> **Exercise**:
Word for word, quote all of the material, omitting the pictures.

Stored data entries:
********

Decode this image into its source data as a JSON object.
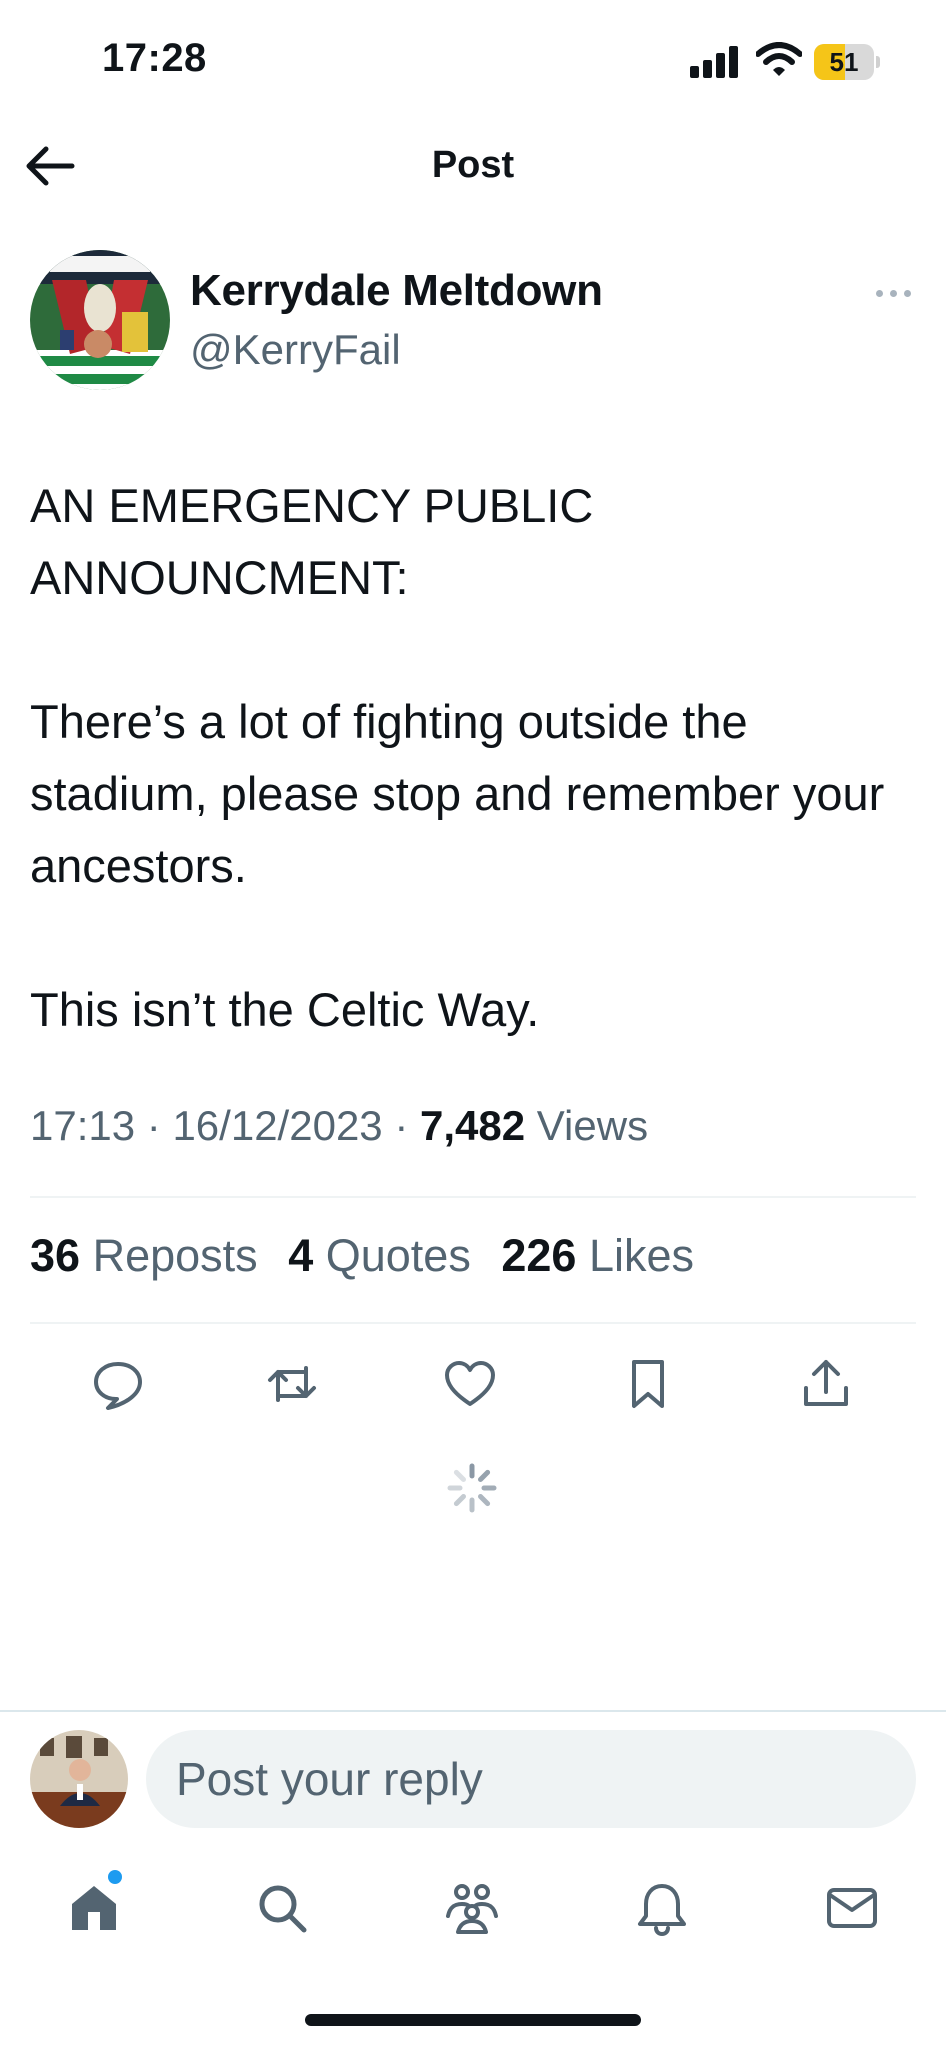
{
  "status_bar": {
    "time": "17:28",
    "battery_level": "51",
    "battery_fraction": 0.51,
    "icons": [
      "cellular-signal-icon",
      "wifi-icon",
      "battery-icon"
    ]
  },
  "header": {
    "title": "Post",
    "back_icon": "arrow-left-icon"
  },
  "post": {
    "author_name": "Kerrydale Meltdown",
    "author_handle": "@KerryFail",
    "more_icon": "more-horizontal-icon",
    "body": "AN EMERGENCY PUBLIC\nANNOUNCMENT:\n\nThere’s a lot of fighting outside the stadium, please stop and remember your ancestors.\n\nThis isn’t the Celtic Way.",
    "time": "17:13",
    "separator": "·",
    "date": "16/12/2023",
    "views_count": "7,482",
    "views_label": "Views",
    "reposts_count": "36",
    "reposts_label": "Reposts",
    "quotes_count": "4",
    "quotes_label": "Quotes",
    "likes_count": "226",
    "likes_label": "Likes"
  },
  "actions": [
    {
      "icon": "reply-icon"
    },
    {
      "icon": "repost-icon"
    },
    {
      "icon": "like-heart-icon"
    },
    {
      "icon": "bookmark-icon"
    },
    {
      "icon": "share-icon"
    }
  ],
  "reply": {
    "placeholder": "Post your reply"
  },
  "bottom_nav": [
    {
      "icon": "home-icon",
      "has_notification_dot": true
    },
    {
      "icon": "search-icon"
    },
    {
      "icon": "communities-icon"
    },
    {
      "icon": "notifications-bell-icon"
    },
    {
      "icon": "messages-envelope-icon"
    }
  ],
  "colors": {
    "text_primary": "#0f1419",
    "text_secondary": "#536471",
    "accent": "#1d9bf0",
    "divider": "#eff3f4",
    "battery_fill": "#f5c518",
    "icon_gray": "#536471"
  }
}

********

> **Task solution**:
Decode this image into its source data as a JSON object.
{
  "status_bar": {
    "time": "17:28",
    "battery_level": "51",
    "battery_fraction": 0.51,
    "icons": [
      "cellular-signal-icon",
      "wifi-icon",
      "battery-icon"
    ]
  },
  "header": {
    "title": "Post",
    "back_icon": "arrow-left-icon"
  },
  "post": {
    "author_name": "Kerrydale Meltdown",
    "author_handle": "@KerryFail",
    "more_icon": "more-horizontal-icon",
    "body": "AN EMERGENCY PUBLIC\nANNOUNCMENT:\n\nThere’s a lot of fighting outside the stadium, please stop and remember your ancestors.\n\nThis isn’t the Celtic Way.",
    "time": "17:13",
    "separator": "·",
    "date": "16/12/2023",
    "views_count": "7,482",
    "views_label": "Views",
    "reposts_count": "36",
    "reposts_label": "Reposts",
    "quotes_count": "4",
    "quotes_label": "Quotes",
    "likes_count": "226",
    "likes_label": "Likes"
  },
  "actions": [
    {
      "icon": "reply-icon"
    },
    {
      "icon": "repost-icon"
    },
    {
      "icon": "like-heart-icon"
    },
    {
      "icon": "bookmark-icon"
    },
    {
      "icon": "share-icon"
    }
  ],
  "reply": {
    "placeholder": "Post your reply"
  },
  "bottom_nav": [
    {
      "icon": "home-icon",
      "has_notification_dot": true
    },
    {
      "icon": "search-icon"
    },
    {
      "icon": "communities-icon"
    },
    {
      "icon": "notifications-bell-icon"
    },
    {
      "icon": "messages-envelope-icon"
    }
  ],
  "colors": {
    "text_primary": "#0f1419",
    "text_secondary": "#536471",
    "accent": "#1d9bf0",
    "divider": "#eff3f4",
    "battery_fill": "#f5c518",
    "icon_gray": "#536471"
  }
}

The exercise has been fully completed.